■ INSTRUCTION:
Extract all lines that hold "градуировочной" from the records below.

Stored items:
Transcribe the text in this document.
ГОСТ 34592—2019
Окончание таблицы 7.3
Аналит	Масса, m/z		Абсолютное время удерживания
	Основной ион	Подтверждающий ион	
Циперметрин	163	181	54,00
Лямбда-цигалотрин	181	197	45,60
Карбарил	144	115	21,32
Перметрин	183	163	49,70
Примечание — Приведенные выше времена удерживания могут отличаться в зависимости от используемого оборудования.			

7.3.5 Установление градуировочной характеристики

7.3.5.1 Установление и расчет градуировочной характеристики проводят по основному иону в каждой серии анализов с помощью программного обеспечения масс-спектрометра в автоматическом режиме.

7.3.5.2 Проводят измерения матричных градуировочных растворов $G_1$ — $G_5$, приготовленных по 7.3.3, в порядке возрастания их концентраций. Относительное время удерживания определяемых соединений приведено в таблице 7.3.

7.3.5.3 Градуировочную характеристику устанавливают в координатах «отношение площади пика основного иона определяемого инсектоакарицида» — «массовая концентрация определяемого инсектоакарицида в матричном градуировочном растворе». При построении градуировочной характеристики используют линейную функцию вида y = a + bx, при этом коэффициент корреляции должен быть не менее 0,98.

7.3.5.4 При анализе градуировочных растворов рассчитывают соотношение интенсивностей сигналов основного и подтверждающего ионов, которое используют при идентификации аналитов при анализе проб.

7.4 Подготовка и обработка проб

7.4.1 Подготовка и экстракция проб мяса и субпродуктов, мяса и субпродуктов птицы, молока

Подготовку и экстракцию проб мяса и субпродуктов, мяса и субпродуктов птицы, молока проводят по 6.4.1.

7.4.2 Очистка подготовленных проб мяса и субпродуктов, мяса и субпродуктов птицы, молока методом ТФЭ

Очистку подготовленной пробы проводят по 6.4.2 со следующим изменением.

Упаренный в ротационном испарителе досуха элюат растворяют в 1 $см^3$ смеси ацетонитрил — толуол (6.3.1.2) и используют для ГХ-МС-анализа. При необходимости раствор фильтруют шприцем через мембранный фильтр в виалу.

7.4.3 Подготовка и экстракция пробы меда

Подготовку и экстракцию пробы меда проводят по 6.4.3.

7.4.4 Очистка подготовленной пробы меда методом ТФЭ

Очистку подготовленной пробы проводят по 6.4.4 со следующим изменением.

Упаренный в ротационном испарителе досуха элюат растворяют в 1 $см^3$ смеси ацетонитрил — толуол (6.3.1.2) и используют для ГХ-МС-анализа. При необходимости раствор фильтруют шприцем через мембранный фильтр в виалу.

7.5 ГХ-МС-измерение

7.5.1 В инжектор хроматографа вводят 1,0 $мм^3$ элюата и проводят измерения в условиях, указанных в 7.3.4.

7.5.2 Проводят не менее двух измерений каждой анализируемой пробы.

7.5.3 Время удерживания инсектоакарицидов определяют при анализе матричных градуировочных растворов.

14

■ CORRECT ANSWER:
7.3.5 Установление градуировочной характеристики
7.3.5.1 Установление и расчет градуировочной характеристики проводят по основному иону в каждой серии анализов с помощью программного обеспечения масс-спектрометра в автоматическом режиме.
7.3.5.3 Градуировочную характеристику устанавливают в координатах «отношение площади пика основного иона определяемого инсектоакарицида» — «массовая концентрация определяемого инсектоакарицида в матричном градуировочном растворе». При построении градуировочной характеристики используют линейную функцию вида y = a + bx, при этом коэффициент корреляции должен быть не менее 0,98.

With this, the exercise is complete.